To be done
In the data below, reproduce the lines from the one containing "chart-title: MBB Long" through the one containing "x-tick-label: 12.4.24 20:59: [374, 266, 388, 350]", replacing "series-line" with "price-line" and changing nothing else.

Dataset entries
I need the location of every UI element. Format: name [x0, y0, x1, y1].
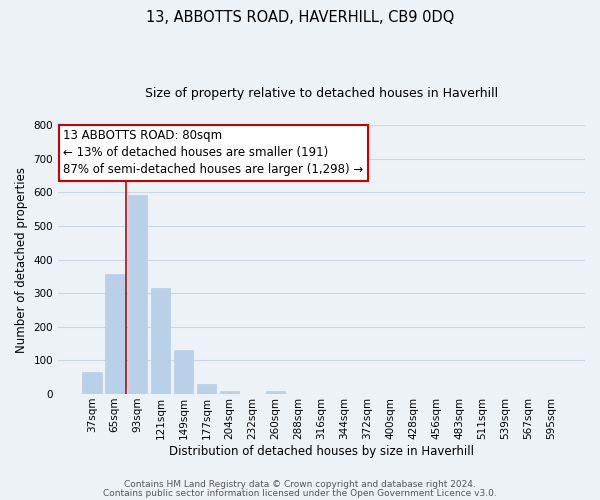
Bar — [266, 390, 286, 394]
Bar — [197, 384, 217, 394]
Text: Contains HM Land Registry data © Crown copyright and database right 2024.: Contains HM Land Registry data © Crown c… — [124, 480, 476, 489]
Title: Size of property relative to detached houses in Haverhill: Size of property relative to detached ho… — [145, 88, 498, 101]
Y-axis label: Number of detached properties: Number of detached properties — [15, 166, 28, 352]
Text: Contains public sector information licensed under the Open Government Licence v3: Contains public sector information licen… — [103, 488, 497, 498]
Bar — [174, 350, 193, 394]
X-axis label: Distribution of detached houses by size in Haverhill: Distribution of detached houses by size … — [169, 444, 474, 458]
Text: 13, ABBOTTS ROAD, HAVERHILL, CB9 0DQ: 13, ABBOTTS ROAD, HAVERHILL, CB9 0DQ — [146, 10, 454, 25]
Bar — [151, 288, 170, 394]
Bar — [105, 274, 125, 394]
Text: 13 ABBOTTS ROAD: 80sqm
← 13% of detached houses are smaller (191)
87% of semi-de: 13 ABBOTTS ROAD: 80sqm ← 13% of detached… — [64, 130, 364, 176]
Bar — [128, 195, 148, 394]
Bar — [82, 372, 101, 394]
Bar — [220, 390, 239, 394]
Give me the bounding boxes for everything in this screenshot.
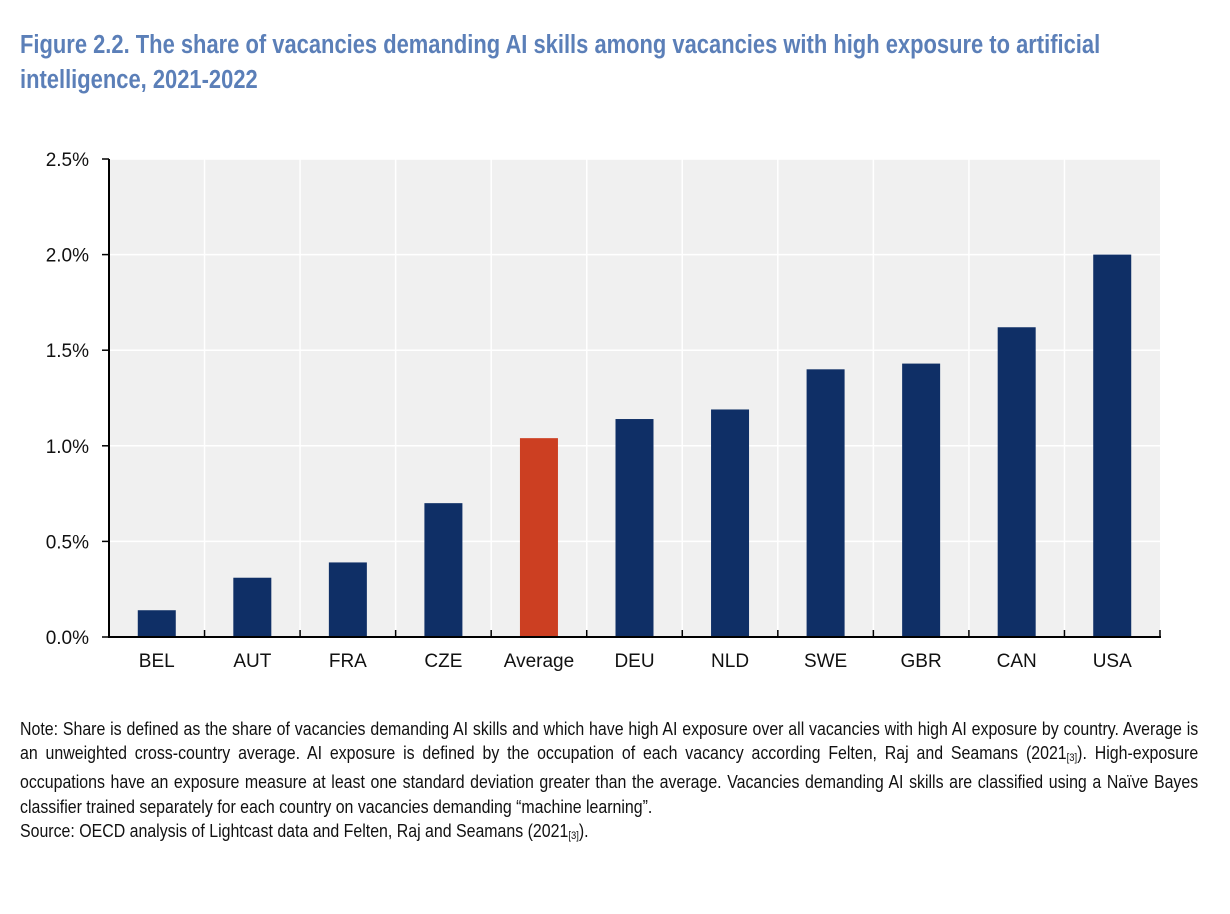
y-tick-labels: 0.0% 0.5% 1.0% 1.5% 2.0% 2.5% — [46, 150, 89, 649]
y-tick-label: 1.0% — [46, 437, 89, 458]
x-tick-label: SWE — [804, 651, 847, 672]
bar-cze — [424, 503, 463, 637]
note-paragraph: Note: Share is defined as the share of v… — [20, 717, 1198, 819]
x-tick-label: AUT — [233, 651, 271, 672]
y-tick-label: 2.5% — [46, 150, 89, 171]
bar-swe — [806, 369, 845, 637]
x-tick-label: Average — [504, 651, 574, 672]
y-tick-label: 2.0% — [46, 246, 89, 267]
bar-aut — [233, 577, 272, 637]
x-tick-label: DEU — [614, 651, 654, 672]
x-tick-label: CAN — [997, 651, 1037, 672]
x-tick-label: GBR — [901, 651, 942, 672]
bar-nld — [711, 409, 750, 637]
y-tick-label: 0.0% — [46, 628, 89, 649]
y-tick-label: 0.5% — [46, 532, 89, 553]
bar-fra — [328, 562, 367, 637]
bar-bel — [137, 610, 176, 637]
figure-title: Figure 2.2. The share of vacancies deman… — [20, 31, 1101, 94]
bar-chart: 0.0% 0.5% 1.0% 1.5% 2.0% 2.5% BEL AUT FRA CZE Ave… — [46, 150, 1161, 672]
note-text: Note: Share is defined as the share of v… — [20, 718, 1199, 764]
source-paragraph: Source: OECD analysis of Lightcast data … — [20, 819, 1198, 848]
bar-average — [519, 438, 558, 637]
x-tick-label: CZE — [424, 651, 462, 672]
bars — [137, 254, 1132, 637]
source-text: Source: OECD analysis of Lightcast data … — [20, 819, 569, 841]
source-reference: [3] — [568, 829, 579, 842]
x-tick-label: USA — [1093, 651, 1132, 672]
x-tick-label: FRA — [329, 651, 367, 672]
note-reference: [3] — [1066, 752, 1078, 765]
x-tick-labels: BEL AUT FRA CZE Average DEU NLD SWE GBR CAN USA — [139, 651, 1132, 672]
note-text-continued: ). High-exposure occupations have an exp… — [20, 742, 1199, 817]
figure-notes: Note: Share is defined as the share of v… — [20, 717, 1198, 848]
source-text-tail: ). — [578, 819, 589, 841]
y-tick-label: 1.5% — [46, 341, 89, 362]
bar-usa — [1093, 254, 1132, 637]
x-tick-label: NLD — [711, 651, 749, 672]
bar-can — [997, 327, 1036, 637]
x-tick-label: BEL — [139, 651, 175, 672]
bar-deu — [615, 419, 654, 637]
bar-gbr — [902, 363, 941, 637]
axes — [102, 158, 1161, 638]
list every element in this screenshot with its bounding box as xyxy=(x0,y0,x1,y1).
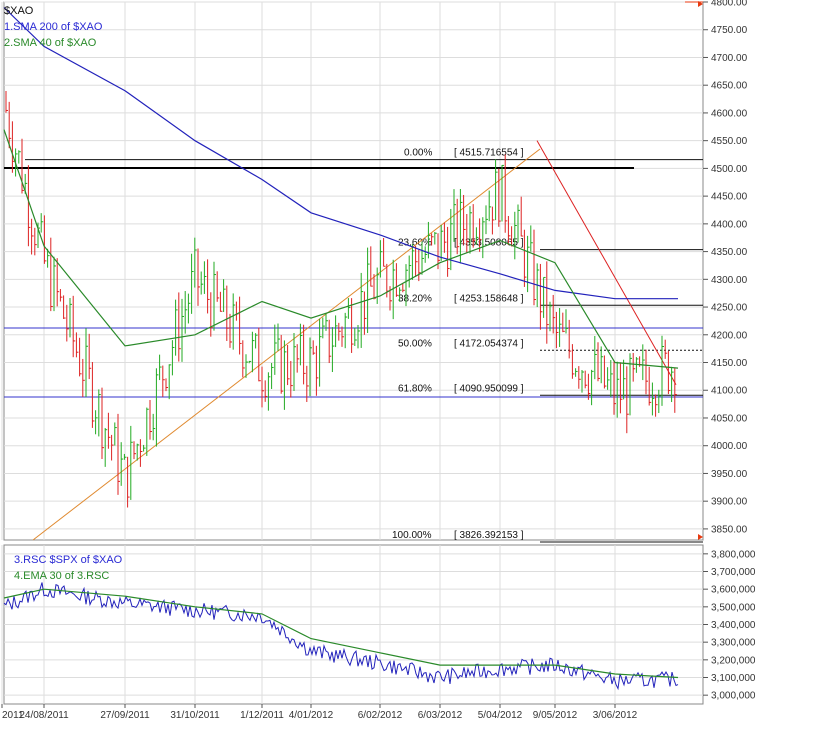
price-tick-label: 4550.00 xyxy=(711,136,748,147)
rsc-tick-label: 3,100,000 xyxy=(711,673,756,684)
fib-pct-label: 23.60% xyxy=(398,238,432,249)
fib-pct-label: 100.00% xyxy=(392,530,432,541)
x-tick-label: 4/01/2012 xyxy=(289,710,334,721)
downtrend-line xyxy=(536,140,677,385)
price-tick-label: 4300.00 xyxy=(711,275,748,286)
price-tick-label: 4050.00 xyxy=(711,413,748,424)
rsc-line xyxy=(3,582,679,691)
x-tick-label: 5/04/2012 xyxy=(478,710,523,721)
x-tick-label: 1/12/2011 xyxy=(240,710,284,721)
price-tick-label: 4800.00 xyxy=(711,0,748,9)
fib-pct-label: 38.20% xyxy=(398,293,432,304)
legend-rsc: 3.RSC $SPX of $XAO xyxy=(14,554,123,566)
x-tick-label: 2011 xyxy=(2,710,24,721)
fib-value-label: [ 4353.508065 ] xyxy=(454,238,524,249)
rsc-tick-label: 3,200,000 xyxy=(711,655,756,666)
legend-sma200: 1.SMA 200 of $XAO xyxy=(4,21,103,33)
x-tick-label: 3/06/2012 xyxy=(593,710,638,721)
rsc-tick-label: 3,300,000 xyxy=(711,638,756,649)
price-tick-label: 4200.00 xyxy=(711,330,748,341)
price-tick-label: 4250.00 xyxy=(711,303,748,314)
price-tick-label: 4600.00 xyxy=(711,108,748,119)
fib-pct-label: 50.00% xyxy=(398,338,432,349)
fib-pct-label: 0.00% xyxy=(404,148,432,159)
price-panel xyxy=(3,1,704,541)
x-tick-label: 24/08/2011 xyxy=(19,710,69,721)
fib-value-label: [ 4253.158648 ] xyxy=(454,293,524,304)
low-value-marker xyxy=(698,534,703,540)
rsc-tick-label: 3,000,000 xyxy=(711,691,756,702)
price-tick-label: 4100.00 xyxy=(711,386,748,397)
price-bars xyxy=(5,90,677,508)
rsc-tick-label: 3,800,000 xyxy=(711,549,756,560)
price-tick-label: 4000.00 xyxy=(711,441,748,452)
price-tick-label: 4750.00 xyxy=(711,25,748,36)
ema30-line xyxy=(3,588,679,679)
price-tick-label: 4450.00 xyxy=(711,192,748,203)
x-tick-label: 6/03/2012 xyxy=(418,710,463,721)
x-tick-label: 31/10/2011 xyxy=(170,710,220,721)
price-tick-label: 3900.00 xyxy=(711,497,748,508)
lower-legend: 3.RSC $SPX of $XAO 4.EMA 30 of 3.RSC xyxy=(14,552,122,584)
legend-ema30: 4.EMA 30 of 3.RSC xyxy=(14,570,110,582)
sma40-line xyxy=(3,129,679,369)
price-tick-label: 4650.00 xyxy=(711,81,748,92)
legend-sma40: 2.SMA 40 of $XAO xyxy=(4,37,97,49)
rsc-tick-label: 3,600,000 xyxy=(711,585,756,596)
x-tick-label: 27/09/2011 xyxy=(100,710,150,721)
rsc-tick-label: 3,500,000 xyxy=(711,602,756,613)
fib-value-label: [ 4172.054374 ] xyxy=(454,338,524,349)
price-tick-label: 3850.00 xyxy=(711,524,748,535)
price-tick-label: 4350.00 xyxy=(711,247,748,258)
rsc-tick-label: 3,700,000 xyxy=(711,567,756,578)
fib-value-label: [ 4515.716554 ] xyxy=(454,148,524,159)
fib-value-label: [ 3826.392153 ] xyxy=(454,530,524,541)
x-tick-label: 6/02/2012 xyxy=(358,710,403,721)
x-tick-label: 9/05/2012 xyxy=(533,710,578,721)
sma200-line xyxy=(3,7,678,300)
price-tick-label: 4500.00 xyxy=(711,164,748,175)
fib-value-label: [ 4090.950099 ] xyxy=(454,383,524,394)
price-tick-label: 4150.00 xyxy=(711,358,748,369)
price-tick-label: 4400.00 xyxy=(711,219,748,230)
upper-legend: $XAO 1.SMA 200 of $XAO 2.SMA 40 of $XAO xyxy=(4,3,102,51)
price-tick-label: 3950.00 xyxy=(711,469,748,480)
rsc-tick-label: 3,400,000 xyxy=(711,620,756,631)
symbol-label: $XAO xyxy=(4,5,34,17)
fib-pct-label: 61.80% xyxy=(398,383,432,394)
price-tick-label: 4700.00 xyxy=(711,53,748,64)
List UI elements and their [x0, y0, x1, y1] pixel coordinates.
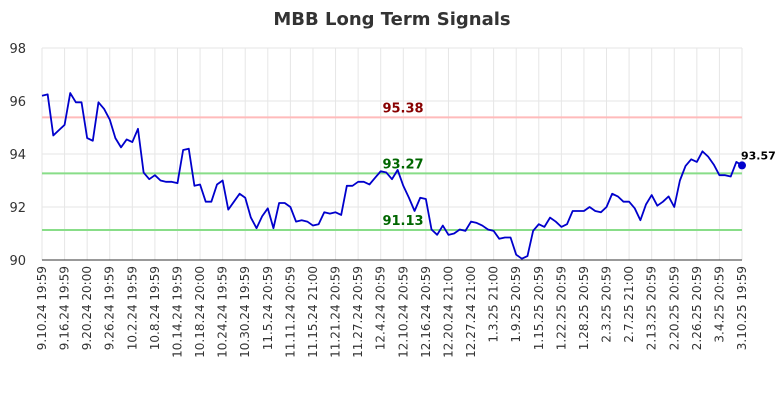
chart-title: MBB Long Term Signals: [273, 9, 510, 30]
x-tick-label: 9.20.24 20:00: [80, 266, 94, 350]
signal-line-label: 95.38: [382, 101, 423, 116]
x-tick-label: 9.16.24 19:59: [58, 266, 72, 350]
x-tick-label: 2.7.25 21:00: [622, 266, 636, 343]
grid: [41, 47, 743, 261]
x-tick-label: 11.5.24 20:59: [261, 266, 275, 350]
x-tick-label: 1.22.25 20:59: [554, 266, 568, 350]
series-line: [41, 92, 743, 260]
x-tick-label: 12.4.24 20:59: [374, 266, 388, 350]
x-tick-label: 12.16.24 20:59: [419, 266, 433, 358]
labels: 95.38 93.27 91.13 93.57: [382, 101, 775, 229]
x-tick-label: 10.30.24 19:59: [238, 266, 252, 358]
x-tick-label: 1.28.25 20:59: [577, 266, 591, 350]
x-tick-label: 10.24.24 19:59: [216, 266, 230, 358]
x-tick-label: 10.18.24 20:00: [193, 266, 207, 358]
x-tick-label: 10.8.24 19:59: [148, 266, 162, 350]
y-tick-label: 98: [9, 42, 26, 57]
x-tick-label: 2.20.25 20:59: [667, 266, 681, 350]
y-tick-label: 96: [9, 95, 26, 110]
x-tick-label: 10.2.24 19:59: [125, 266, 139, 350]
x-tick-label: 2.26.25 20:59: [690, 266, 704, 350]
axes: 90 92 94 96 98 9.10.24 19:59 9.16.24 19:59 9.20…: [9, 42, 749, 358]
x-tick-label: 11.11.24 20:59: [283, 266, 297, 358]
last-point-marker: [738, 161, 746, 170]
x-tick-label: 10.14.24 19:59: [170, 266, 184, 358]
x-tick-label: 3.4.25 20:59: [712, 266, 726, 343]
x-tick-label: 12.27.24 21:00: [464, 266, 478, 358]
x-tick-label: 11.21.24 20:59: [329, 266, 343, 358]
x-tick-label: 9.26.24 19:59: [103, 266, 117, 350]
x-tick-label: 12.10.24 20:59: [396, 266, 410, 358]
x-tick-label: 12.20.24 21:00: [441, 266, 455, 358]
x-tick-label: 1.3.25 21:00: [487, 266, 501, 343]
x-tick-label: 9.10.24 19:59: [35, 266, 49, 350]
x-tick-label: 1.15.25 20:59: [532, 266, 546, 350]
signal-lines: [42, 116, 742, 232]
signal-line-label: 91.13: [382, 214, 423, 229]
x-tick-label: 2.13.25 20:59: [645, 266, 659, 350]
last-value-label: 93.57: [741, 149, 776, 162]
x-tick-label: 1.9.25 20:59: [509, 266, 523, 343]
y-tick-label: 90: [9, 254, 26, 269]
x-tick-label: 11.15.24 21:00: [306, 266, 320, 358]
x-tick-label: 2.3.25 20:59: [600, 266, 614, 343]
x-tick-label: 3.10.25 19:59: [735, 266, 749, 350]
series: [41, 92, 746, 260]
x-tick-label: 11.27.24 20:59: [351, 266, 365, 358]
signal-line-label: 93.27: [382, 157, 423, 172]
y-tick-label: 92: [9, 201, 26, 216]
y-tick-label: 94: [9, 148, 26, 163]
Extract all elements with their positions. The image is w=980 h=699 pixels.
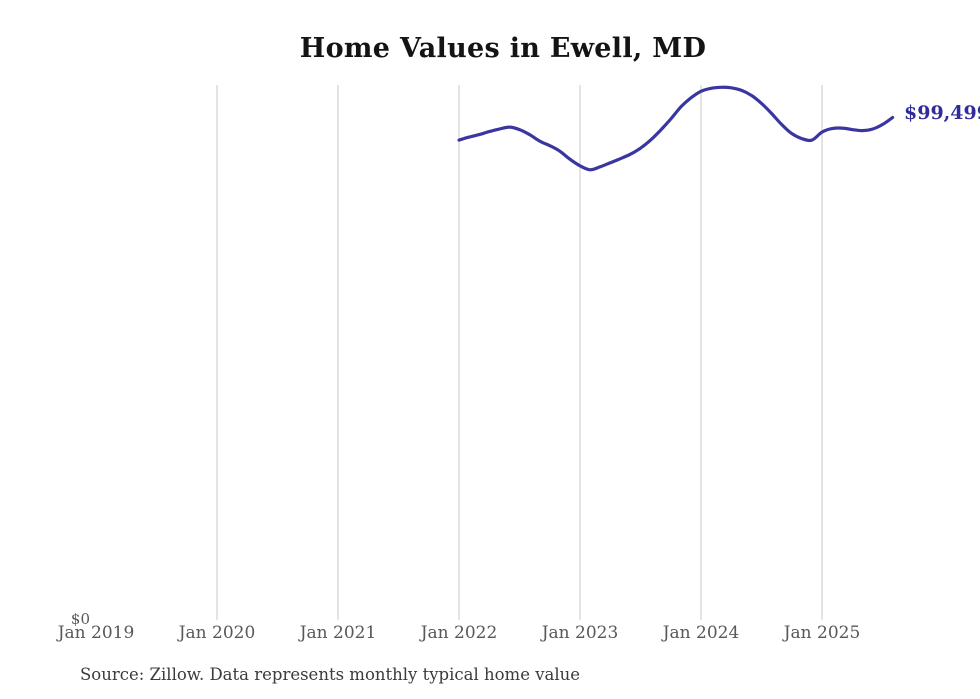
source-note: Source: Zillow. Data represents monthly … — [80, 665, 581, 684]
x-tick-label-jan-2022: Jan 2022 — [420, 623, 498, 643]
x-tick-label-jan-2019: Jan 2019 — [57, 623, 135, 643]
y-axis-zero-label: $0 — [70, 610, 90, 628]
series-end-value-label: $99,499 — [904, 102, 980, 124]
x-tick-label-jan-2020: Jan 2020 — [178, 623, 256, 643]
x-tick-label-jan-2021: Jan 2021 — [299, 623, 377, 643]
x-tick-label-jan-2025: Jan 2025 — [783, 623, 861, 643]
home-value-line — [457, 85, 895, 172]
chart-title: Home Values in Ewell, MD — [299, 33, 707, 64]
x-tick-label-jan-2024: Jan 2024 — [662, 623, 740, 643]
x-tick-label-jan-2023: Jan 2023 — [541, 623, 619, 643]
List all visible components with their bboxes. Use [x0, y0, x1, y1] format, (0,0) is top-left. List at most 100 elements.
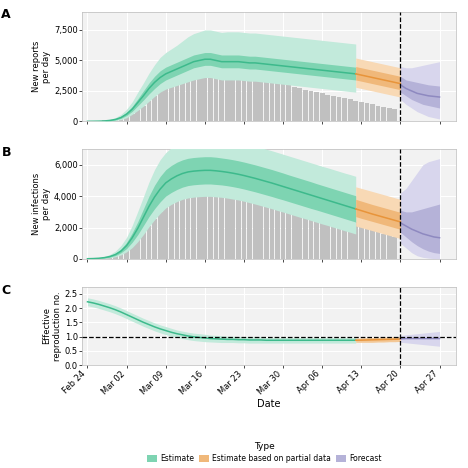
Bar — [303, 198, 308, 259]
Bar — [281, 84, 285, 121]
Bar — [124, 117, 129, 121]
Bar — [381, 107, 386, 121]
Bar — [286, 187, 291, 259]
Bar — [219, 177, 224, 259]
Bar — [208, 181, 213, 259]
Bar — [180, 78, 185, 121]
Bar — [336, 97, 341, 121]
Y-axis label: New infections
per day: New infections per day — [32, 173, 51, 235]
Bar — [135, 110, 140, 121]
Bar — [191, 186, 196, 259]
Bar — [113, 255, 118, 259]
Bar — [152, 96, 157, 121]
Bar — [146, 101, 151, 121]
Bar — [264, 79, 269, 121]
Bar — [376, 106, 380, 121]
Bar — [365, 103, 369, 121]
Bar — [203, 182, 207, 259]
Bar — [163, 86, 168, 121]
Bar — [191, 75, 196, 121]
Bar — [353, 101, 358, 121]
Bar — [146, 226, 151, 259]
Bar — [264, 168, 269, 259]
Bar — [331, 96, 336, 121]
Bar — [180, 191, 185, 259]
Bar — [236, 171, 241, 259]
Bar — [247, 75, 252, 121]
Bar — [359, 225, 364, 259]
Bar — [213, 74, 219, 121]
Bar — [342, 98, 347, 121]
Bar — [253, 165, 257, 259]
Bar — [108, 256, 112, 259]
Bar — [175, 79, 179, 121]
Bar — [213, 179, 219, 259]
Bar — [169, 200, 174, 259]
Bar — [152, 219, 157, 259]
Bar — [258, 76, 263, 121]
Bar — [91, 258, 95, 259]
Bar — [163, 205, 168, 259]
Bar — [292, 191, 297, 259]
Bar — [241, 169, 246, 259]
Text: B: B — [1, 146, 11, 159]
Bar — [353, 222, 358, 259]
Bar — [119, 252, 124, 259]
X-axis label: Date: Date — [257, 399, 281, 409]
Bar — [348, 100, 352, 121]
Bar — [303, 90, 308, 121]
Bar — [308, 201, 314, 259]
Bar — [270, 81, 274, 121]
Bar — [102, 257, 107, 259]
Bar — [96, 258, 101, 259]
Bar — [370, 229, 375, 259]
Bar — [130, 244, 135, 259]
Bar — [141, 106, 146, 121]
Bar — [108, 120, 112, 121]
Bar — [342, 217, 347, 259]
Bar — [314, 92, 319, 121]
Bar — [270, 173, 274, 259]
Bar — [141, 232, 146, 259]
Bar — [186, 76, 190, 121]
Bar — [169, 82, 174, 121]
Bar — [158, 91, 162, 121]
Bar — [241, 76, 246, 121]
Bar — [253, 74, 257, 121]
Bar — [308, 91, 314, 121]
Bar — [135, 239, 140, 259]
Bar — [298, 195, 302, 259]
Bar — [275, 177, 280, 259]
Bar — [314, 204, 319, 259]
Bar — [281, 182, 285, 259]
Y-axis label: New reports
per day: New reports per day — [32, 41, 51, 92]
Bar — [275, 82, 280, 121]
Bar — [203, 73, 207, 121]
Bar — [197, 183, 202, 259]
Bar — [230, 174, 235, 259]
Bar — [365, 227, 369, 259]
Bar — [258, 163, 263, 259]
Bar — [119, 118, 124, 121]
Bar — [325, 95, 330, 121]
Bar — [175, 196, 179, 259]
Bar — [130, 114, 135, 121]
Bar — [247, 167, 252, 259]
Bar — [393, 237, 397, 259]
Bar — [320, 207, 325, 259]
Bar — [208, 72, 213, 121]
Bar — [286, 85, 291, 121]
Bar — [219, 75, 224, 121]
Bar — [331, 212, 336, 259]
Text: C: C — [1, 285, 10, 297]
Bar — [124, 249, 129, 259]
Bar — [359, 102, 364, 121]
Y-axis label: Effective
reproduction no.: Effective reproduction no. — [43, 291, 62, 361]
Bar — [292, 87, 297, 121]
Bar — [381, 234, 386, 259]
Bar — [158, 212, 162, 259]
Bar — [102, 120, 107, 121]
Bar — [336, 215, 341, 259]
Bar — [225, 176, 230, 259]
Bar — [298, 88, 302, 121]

Written response
chart-title: MBB Long Term Signals: [273, 9, 510, 30]
x-tick-label: 9.20.24 20:00: [80, 266, 94, 350]
signal-line-label: 95.38: [382, 101, 423, 116]
x-tick-label: 9.16.24 19:59: [58, 266, 72, 350]
x-tick-label: 2.7.25 21:00: [622, 266, 636, 343]
grid: [41, 47, 743, 261]
x-tick-label: 11.5.24 20:59: [261, 266, 275, 350]
x-tick-label: 1.22.25 20:59: [554, 266, 568, 350]
price-line: [41, 92, 743, 260]
x-tick-label: 12.4.24 20:59: [374, 266, 388, 350]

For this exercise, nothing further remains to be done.